Find each line with the word "STEEM" in it, then give the total alone.

*** Input rows ***

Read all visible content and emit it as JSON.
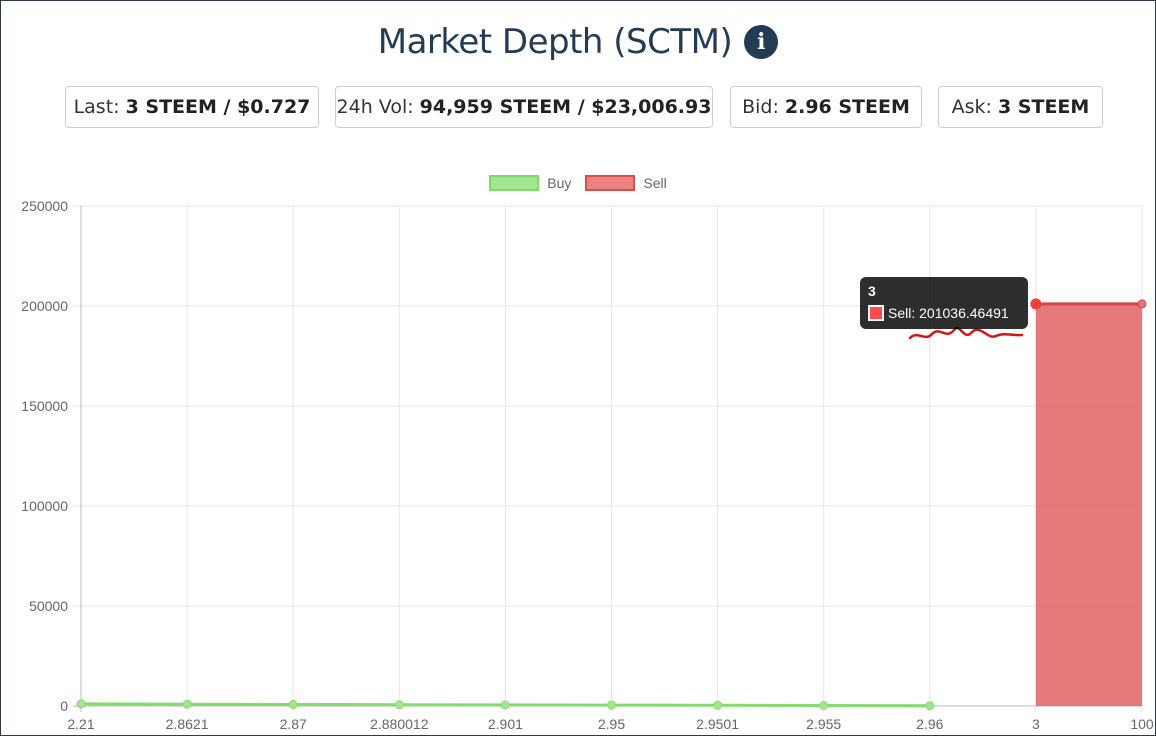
{
  "title": "Market Depth (SCTM)",
  "stats": [
    {
      "label": "Last:",
      "value": "3 STEEM / $0.727"
    },
    {
      "label": "24h Vol:",
      "value": "94,959 STEEM / $23,006.93"
    },
    {
      "label": "Bid:",
      "value": "2.96 STEEM"
    },
    {
      "label": "Ask:",
      "value": "3 STEEM"
    }
  ],
  "tooltip": {
    "title": "3",
    "series": "Sell",
    "value": "201036.46491"
  },
  "chart_data": {
    "type": "area",
    "categories": [
      "2.21",
      "2.8621",
      "2.87",
      "2.880012",
      "2.901",
      "2.95",
      "2.9501",
      "2.955",
      "2.96",
      "3",
      "100"
    ],
    "series": [
      {
        "name": "Buy",
        "color": "#90e07a",
        "values": [
          1050,
          900,
          750,
          650,
          550,
          450,
          350,
          250,
          150,
          null,
          null
        ]
      },
      {
        "name": "Sell",
        "color": "#e86b6b",
        "values": [
          null,
          null,
          null,
          null,
          null,
          null,
          null,
          null,
          null,
          201036.46491,
          201036.46491
        ]
      }
    ],
    "ylim": [
      0,
      250000
    ],
    "yticks": [
      "0",
      "50000",
      "100000",
      "150000",
      "200000",
      "250000"
    ],
    "grid": true,
    "legend": "top"
  },
  "colors": {
    "title": "#243b55",
    "buy": "#90e07a",
    "sell": "#e86b6b"
  }
}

***

§ Answer
4